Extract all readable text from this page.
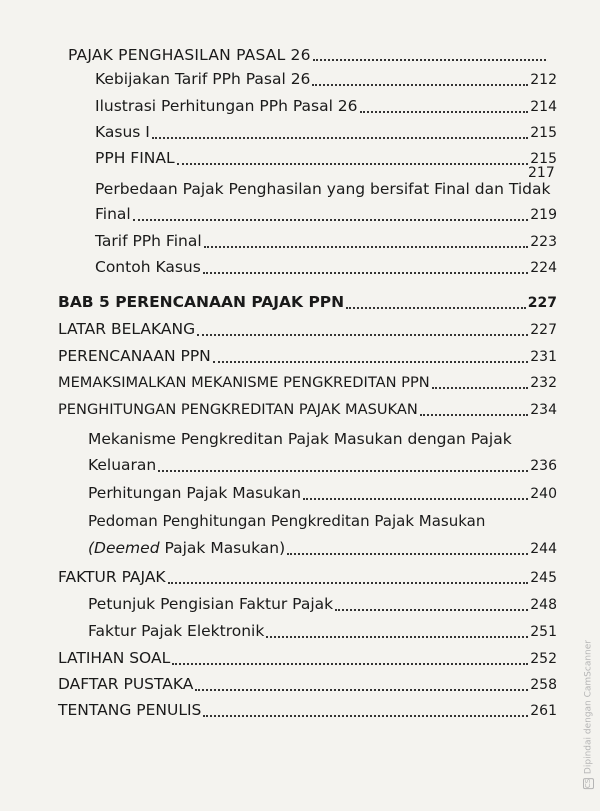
PAJAK PENGHASILAN PASAL 26
Kebijakan Tarif PPh Pasal 26	212
Ilustrasi Perhitungan PPh Pasal 26	214
Kasus I	215
PPH FINAL	215
217
Perbedaan Pajak Penghasilan yang bersifat Final dan Tidak
Final	219
Tarif PPh Final	223
Contoh Kasus	224
BAB 5 PERENCANAAN PAJAK PPN	227
LATAR BELAKANG	227
PERENCANAAN PPN	231
MEMAKSIMALKAN MEKANISME PENGKREDITAN PPN	232
PENGHITUNGAN PENGKREDITAN PAJAK MASUKAN	234
Mekanisme Pengkreditan Pajak Masukan dengan Pajak
Keluaran	236
Perhitungan Pajak Masukan	240
Pedoman Penghitungan Pengkreditan Pajak Masukan
(Deemed Pajak Masukan)	244
FAKTUR PAJAK	245
Petunjuk Pengisian Faktur Pajak	248
Faktur Pajak Elektronik	251
LATIHAN SOAL	252
DAFTAR PUSTAKA	258
TENTANG PENULIS	261
CS
Dipindai dengan CamScanner
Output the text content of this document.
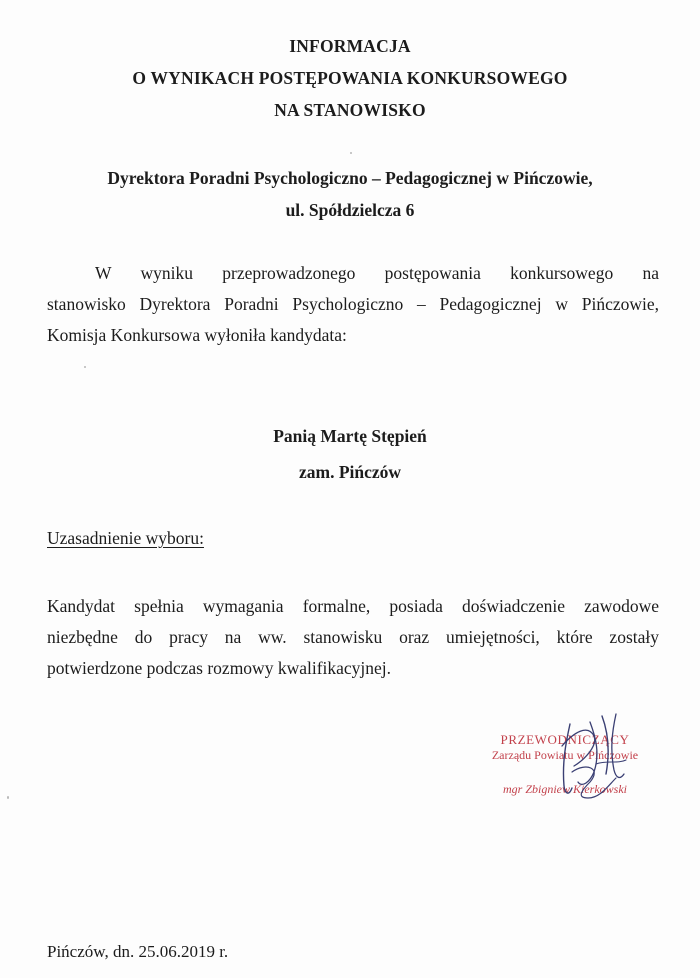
INFORMACJA
O WYNIKACH POSTĘPOWANIA KONKURSOWEGO
NA STANOWISKO
Dyrektora Poradni Psychologiczno – Pedagogicznej w Pińczowie,
ul. Spółdzielcza 6
W wyniku przeprowadzonego postępowania konkursowego na
stanowisko Dyrektora Poradni Psychologiczno – Pedagogicznej w Pińczowie,
Komisja Konkursowa wyłoniła kandydata:
Panią Martę Stępień
zam. Pińczów
Uzasadnienie wyboru:
Kandydat spełnia wymagania formalne, posiada doświadczenie zawodowe
niezbędne do pracy na ww. stanowisku oraz umiejętności, które zostały
potwierdzone podczas rozmowy kwalifikacyjnej.
PRZEWODNICZĄCY
Zarządu Powiatu w Pińczowie
mgr Zbigniew Kierkowski
Pińczów, dn. 25.06.2019 r.
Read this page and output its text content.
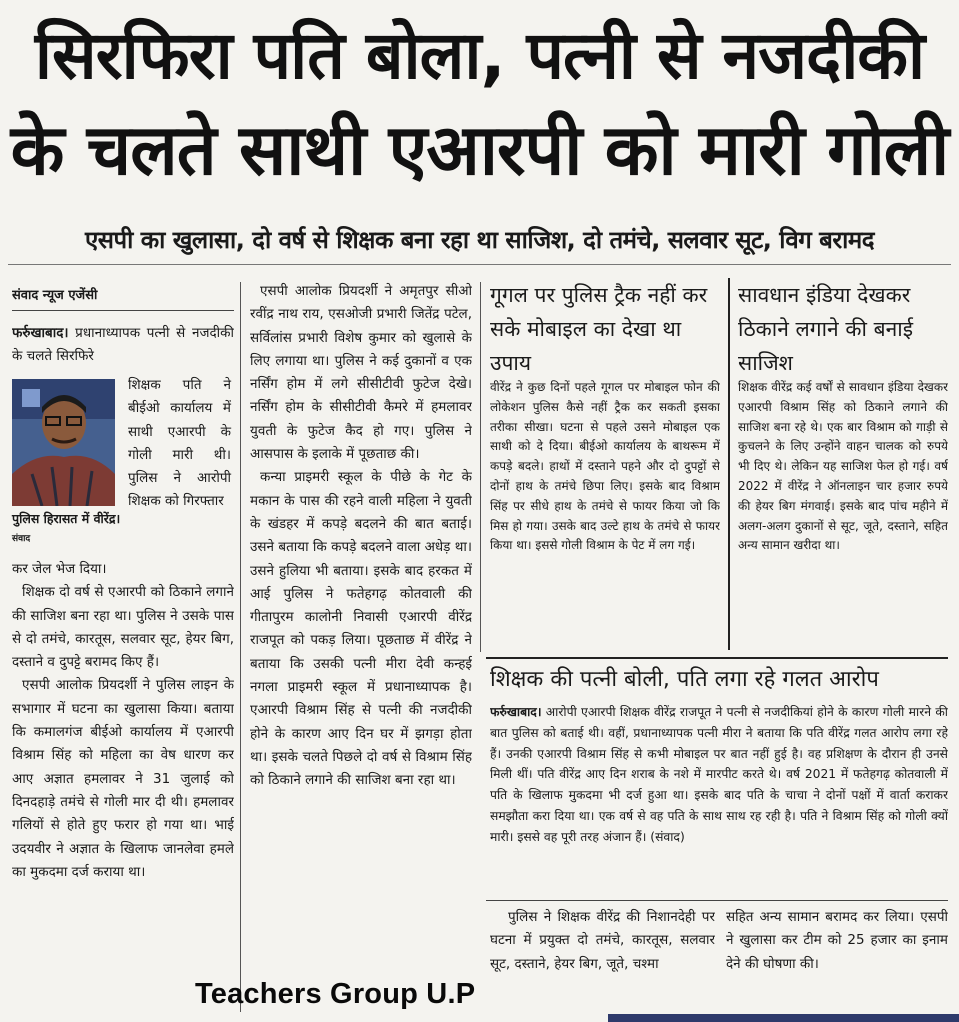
सिरफिरा पति बोला, पत्नी से नजदीकी
के चलते साथी एआरपी को मारी गोली
एसपी का खुलासा, दो वर्ष से शिक्षक बना रहा था साजिश, दो तमंचे, सलवार सूट, विग बरामद
संवाद न्यूज एजेंसी

फर्रुखाबाद। प्रधानाध्यापक पत्नी से नजदीकी के चलते सिरफिरे

पुलिस हिरासत में वीरेंद्र। संवाद
शिक्षक पति ने बीईओ कार्यालय में साथी एआरपी के गोली मारी थी। पुलिस ने आरोपी शिक्षक को गिरफ्तार

कर जेल भेज दिया।

शिक्षक दो वर्ष से एआरपी को ठिकाने लगाने की साजिश बना रहा था। पुलिस ने उसके पास से दो तमंचे, कारतूस, सलवार सूट, हेयर बिग, दस्ताने व दुपट्टे बरामद किए हैं।

एसपी आलोक प्रियदर्शी ने पुलिस लाइन के सभागार में घटना का खुलासा किया। बताया कि कमालगंज बीईओ कार्यालय में एआरपी विश्राम सिंह को महिला का वेष धारण कर आए अज्ञात हमलावर ने 31 जुलाई को दिनदहाड़े तमंचे से गोली मार दी थी। हमलावर गलियों से होते हुए फरार हो गया था। भाई उदयवीर ने अज्ञात के खिलाफ जानलेवा हमले का मुकदमा दर्ज कराया था।

एसपी आलोक प्रियदर्शी ने अमृतपुर सीओ रवींद्र नाथ राय, एसओजी प्रभारी जितेंद्र पटेल, सर्विलांस प्रभारी विशेष कुमार को खुलासे के लिए लगाया था। पुलिस ने कई दुकानों व एक नर्सिंग होम में लगे सीसीटीवी फुटेज देखे। नर्सिंग होम के सीसीटीवी कैमरे में हमलावर युवती के फुटेज कैद हो गए। पुलिस ने आसपास के इलाके में पूछताछ की।

कन्या प्राइमरी स्कूल के पीछे के गेट के मकान के पास की रहने वाली महिला ने युवती के खंडहर में कपड़े बदलने की बात बताई। उसने बताया कि कपड़े बदलने वाला अधेड़ था। उसने हुलिया भी बताया। इसके बाद हरकत में आई पुलिस ने फतेहगढ़ कोतवाली की गीतापुरम कालोनी निवासी एआरपी वीरेंद्र राजपूत को पकड़ लिया। पूछताछ में वीरेंद्र ने बताया कि उसकी पत्नी मीरा देवी कन्हई नगला प्राइमरी स्कूल में प्रधानाध्यापक है। एआरपी विश्राम सिंह से पत्नी की नजदीकी होने के कारण आए दिन घर में झगड़ा होता था। इसके चलते पिछले दो वर्ष से विश्राम सिंह को ठिकाने लगाने की साजिश बना रहा था।

गूगल पर पुलिस ट्रैक नहीं कर सके मोबाइल का देखा था उपाय
वीरेंद्र ने कुछ दिनों पहले गूगल पर मोबाइल फोन की लोकेशन पुलिस कैसे नहीं ट्रैक कर सकती इसका तरीका सीखा। घटना से पहले उसने मोबाइल एक साथी को दे दिया। बीईओ कार्यालय के बाथरूम में कपड़े बदले। हाथों में दस्ताने पहने और दो दुपट्टों से दोनों हाथ के तमंचे छिपा लिए। इसके बाद विश्राम सिंह पर सीधे हाथ के तमंचे से फायर किया जो कि मिस हो गया। उसके बाद उल्टे हाथ के तमंचे से फायर किया था। इससे गोली विश्राम के पेट में लग गई।
सावधान इंडिया देखकर ठिकाने लगाने की बनाई साजिश
शिक्षक वीरेंद्र कई वर्षों से सावधान इंडिया देखकर एआरपी विश्राम सिंह को ठिकाने लगाने की साजिश बना रहे थे। एक बार विश्राम को गाड़ी से कुचलने के लिए उन्होंने वाहन चालक को रुपये भी दिए थे। लेकिन यह साजिश फेल हो गई। वर्ष 2022 में वीरेंद्र ने ऑनलाइन चार हजार रुपये की हेयर बिग मंगवाई। इसके बाद पांच महीने में अलग-अलग दुकानों से सूट, जूते, दस्ताने, सहित अन्य सामान खरीदा था।
शिक्षक की पत्नी बोली, पति लगा रहे गलत आरोप

फर्रुखाबाद। आरोपी एआरपी शिक्षक वीरेंद्र राजपूत ने पत्नी से नजदीकियां होने के कारण गोली मारने की बात पुलिस को बताई थी। वहीं, प्रधानाध्यापक पत्नी मीरा ने बताया कि पति वीरेंद्र गलत आरोप लगा रहे हैं। उनकी एआरपी विश्राम सिंह से कभी मोबाइल पर बात नहीं हुई है। वह प्रशिक्षण के दौरान ही उनसे मिली थीं। पति वीरेंद्र आए दिन शराब के नशे में मारपीट करते थे। वर्ष 2021 में फतेहगढ़ कोतवाली में पति के खिलाफ मुकदमा भी दर्ज हुआ था। इसके बाद पति के चाचा ने दोनों पक्षों में वार्ता कराकर समझौता करा दिया था। एक वर्ष से वह पति के साथ साथ रह रही है। पति ने विश्राम सिंह को गोली क्यों मारी। इससे वह पूरी तरह अंजान हैं। (संवाद)

पुलिस ने शिक्षक वीरेंद्र की निशानदेही पर घटना में प्रयुक्त दो तमंचे, कारतूस, सलवार सूट, दस्ताने, हेयर बिग, जूते, चश्मा
सहित अन्य सामान बरामद कर लिया। एसपी ने खुलासा कर टीम को 25 हजार का इनाम देने की घोषणा की।
Teachers Group U.P
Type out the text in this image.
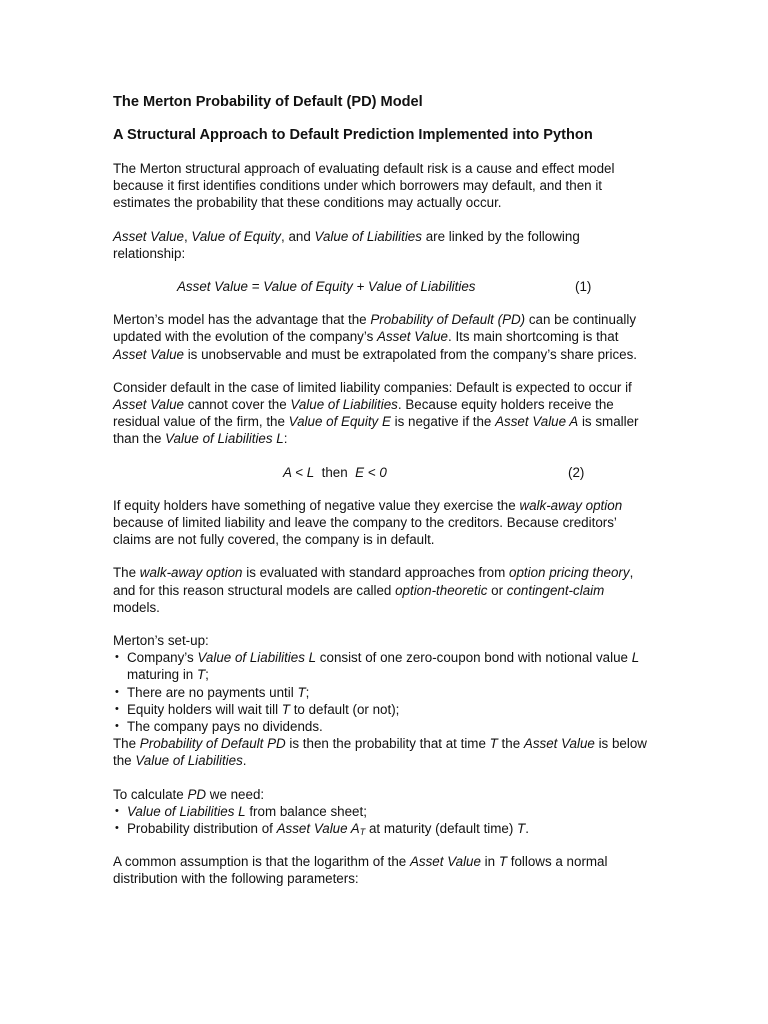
The Merton Probability of Default (PD) Model

A Structural Approach to Default Prediction Implemented into Python

The Merton structural approach of evaluating default risk is a cause and effect model because it first identifies conditions under which borrowers may default, and then it estimates the probability that these conditions may actually occur.

Asset Value, Value of Equity, and Value of Liabilities are linked by the following relationship:

Asset Value = Value of Equity + Value of Liabilities	(1)

Merton’s model has the advantage that the Probability of Default (PD) can be continually updated with the evolution of the company’s Asset Value. Its main shortcoming is that Asset Value is unobservable and must be extrapolated from the company’s share prices.

Consider default in the case of limited liability companies: Default is expected to occur if Asset Value cannot cover the Value of Liabilities. Because equity holders receive the residual value of the firm, the Value of Equity E is negative if the Asset Value A is smaller than the Value of Liabilities L:

A < L then E < 0	(2)

If equity holders have something of negative value they exercise the walk-away option because of limited liability and leave the company to the creditors. Because creditors’ claims are not fully covered, the company is in default.

The walk-away option is evaluated with standard approaches from option pricing theory, and for this reason structural models are called option-theoretic or contingent-claim models.

Merton’s set-up:

• Company’s Value of Liabilities L consist of one zero-coupon bond with notional value L maturing in T;
• There are no payments until T;
• Equity holders will wait till T to default (or not);
• The company pays no dividends.

The Probability of Default PD is then the probability that at time T the Asset Value is below the Value of Liabilities.

To calculate PD we need:

• Value of Liabilities L from balance sheet;
• Probability distribution of Asset Value $A_T$ at maturity (default time) T.

A common assumption is that the logarithm of the Asset Value in T follows a normal distribution with the following parameters:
--------------------------------
What this task involves:
Find the word "Pedagogicznej" and list each line it appears in.

Answer:
Dyrektora Poradni Psychologiczno – Pedagogicznej w Pińczowie,
stanowisko Dyrektora Poradni Psychologiczno – Pedagogicznej w Pińczowie,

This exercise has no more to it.